Work out how many lines of the material below mention the word "клональная"; reply with the number only.

==========

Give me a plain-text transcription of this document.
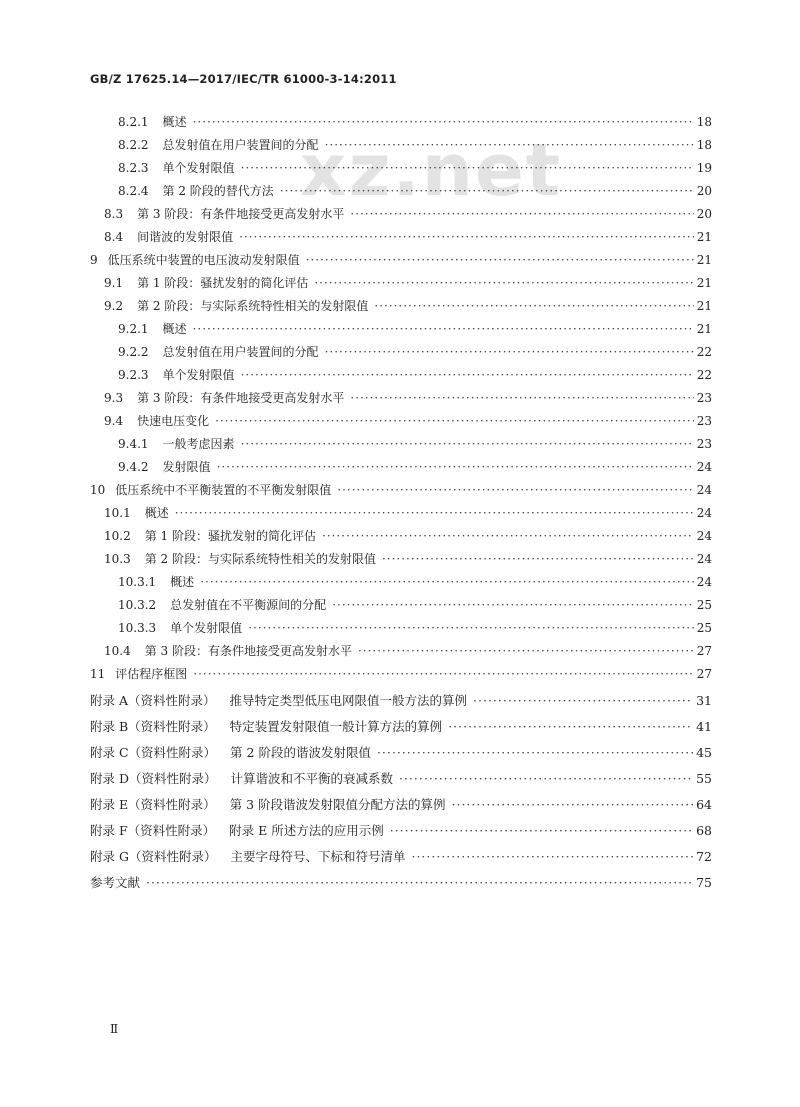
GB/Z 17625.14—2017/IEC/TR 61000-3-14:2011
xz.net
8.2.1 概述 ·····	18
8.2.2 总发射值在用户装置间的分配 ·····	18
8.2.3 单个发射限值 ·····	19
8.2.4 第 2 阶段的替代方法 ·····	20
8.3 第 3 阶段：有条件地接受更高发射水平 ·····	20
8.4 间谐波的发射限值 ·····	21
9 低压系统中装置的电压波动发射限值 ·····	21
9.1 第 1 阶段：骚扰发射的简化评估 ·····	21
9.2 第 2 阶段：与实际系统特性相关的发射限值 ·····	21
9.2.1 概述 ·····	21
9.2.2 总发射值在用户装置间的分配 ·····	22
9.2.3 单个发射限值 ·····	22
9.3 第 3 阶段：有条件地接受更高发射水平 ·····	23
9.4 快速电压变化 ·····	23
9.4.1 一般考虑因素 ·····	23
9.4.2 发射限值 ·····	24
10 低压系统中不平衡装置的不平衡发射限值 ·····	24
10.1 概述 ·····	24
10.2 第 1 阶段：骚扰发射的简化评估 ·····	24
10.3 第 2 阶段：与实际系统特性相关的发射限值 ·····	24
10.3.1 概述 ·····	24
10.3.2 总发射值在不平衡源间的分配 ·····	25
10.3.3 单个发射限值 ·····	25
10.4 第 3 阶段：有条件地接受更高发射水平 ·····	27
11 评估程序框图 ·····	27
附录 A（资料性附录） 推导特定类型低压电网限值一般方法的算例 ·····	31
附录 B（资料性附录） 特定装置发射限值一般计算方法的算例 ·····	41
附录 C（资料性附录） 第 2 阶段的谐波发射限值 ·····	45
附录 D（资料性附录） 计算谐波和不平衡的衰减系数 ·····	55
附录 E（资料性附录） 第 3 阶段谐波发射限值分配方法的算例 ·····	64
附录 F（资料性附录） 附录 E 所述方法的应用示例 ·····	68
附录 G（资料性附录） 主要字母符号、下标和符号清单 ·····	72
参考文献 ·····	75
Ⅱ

==========

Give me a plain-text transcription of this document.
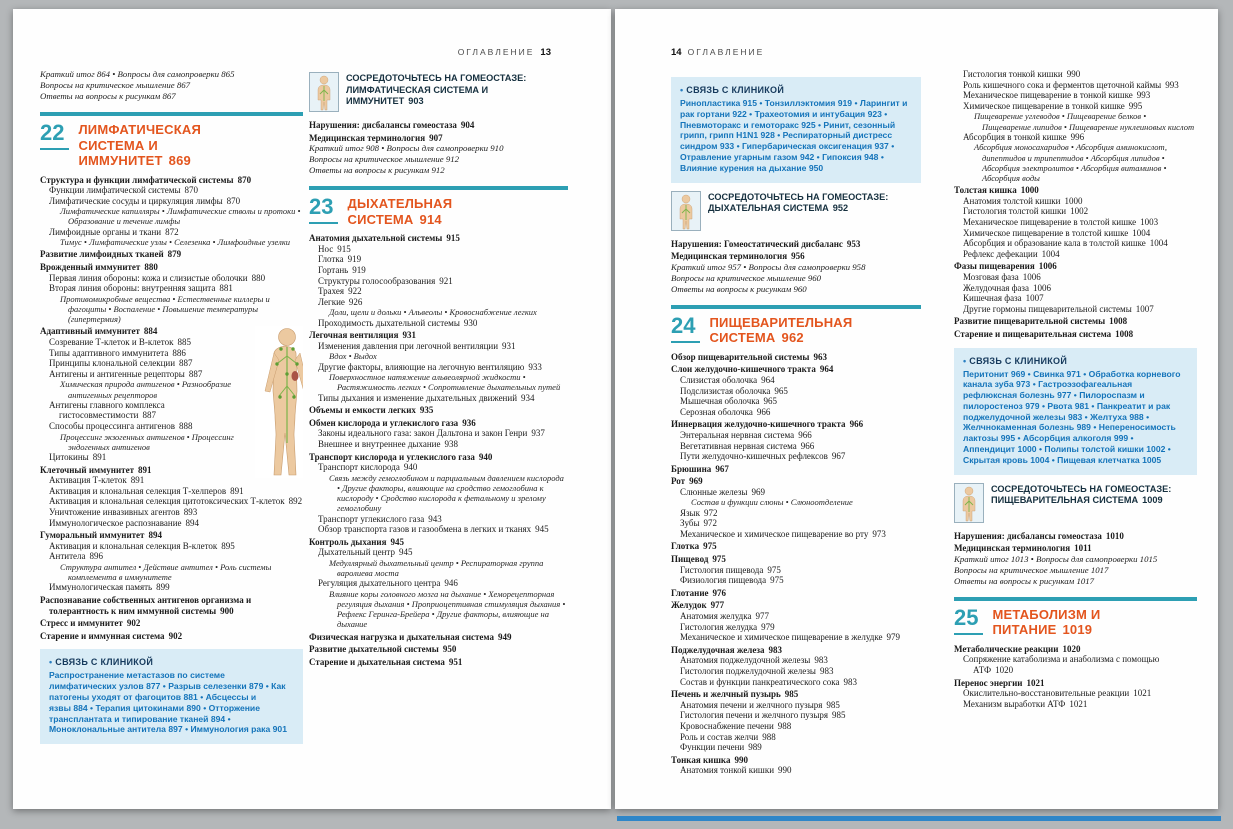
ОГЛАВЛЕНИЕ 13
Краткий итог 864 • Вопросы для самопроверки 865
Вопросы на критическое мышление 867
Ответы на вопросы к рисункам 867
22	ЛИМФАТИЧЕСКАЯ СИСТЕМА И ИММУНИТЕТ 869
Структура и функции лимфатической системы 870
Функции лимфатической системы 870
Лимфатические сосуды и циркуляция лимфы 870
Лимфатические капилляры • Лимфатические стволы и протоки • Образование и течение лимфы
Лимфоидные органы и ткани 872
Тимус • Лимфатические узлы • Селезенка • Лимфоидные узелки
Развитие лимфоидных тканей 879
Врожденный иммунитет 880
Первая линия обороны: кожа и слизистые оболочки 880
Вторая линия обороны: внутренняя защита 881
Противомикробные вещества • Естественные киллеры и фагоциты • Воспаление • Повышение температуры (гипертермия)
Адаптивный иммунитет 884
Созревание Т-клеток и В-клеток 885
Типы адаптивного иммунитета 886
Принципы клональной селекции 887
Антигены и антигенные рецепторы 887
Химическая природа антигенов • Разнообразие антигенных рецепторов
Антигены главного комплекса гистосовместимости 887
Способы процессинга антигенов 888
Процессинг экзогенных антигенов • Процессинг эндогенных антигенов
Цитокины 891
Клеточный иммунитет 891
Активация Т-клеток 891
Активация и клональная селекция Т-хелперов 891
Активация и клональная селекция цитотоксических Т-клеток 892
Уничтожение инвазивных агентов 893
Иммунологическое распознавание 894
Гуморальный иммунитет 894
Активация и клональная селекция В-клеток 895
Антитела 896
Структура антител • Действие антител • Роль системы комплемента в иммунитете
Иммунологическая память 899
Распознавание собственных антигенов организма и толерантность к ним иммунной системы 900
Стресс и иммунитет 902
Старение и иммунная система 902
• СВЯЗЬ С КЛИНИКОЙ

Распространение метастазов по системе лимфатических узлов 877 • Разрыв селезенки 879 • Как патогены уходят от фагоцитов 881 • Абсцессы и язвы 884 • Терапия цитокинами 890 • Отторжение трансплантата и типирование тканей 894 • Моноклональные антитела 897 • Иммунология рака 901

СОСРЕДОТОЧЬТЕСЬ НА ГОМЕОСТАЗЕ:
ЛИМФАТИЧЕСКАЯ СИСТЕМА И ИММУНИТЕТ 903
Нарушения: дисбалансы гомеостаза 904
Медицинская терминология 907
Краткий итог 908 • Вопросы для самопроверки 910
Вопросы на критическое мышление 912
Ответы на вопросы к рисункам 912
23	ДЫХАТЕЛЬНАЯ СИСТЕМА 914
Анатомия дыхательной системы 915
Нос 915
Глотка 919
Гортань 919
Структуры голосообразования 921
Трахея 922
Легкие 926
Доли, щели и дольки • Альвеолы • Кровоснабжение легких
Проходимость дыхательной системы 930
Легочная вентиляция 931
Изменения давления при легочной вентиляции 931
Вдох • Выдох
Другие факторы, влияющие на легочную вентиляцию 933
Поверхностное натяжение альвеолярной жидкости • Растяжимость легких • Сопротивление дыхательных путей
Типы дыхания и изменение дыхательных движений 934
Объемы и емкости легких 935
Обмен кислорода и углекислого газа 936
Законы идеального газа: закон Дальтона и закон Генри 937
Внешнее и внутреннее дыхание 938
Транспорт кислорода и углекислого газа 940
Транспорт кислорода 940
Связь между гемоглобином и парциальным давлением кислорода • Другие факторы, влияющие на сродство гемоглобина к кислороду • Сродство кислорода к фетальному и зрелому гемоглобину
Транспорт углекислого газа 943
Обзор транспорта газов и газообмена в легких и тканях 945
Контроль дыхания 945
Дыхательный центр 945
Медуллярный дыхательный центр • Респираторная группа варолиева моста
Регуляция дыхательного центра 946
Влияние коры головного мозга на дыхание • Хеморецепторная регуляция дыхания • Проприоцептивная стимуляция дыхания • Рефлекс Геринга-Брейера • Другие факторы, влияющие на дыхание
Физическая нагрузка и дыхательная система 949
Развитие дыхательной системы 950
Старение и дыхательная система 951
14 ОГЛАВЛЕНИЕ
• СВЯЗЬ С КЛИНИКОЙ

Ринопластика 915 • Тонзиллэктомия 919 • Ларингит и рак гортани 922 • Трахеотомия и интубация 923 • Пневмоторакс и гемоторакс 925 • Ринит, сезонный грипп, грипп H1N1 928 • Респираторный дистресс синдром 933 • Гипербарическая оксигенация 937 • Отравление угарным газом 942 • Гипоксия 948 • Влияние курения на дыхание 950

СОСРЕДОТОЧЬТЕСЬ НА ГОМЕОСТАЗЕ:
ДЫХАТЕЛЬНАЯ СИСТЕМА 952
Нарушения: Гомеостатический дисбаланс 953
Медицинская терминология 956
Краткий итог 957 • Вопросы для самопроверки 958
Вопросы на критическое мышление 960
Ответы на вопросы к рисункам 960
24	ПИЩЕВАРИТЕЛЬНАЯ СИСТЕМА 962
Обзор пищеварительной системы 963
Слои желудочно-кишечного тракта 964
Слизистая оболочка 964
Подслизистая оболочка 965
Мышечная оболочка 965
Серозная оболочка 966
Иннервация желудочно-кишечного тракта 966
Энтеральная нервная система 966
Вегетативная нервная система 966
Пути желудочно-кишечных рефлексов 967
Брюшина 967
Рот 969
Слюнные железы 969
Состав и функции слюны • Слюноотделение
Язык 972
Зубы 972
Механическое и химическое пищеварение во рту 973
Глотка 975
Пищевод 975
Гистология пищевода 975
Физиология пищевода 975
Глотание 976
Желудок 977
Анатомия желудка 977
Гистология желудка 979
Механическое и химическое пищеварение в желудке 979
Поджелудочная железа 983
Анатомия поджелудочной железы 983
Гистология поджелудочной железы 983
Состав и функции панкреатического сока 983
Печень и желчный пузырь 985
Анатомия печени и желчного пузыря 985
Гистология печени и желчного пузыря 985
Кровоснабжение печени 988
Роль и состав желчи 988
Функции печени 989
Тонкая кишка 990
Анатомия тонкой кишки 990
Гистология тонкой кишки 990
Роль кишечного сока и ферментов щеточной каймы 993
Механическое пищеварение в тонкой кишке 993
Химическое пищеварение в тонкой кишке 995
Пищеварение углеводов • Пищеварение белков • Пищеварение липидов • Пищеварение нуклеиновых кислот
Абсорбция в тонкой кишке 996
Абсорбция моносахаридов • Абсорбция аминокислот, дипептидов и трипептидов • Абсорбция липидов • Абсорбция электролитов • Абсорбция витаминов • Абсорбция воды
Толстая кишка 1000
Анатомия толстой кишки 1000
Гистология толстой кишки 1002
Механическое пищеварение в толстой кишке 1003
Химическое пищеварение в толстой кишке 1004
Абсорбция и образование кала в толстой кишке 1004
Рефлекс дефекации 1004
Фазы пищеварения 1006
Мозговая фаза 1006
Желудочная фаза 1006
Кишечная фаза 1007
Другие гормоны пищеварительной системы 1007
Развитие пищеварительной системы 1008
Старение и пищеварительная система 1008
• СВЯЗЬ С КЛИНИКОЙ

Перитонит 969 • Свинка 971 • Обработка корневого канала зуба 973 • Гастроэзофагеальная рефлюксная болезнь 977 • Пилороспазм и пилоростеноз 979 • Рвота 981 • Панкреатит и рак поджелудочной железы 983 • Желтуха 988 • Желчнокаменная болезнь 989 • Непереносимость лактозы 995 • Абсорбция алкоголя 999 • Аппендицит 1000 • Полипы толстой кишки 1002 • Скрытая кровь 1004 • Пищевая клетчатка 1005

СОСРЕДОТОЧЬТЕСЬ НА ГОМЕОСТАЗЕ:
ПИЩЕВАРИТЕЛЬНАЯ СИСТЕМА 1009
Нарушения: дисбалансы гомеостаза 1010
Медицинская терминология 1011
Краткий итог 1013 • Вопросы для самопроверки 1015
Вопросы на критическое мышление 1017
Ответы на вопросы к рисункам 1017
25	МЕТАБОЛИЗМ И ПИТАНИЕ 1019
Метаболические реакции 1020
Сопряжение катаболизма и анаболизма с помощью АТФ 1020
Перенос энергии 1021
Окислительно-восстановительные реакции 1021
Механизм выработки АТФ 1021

==========

SOLUTION TO THE PROBLEM: 3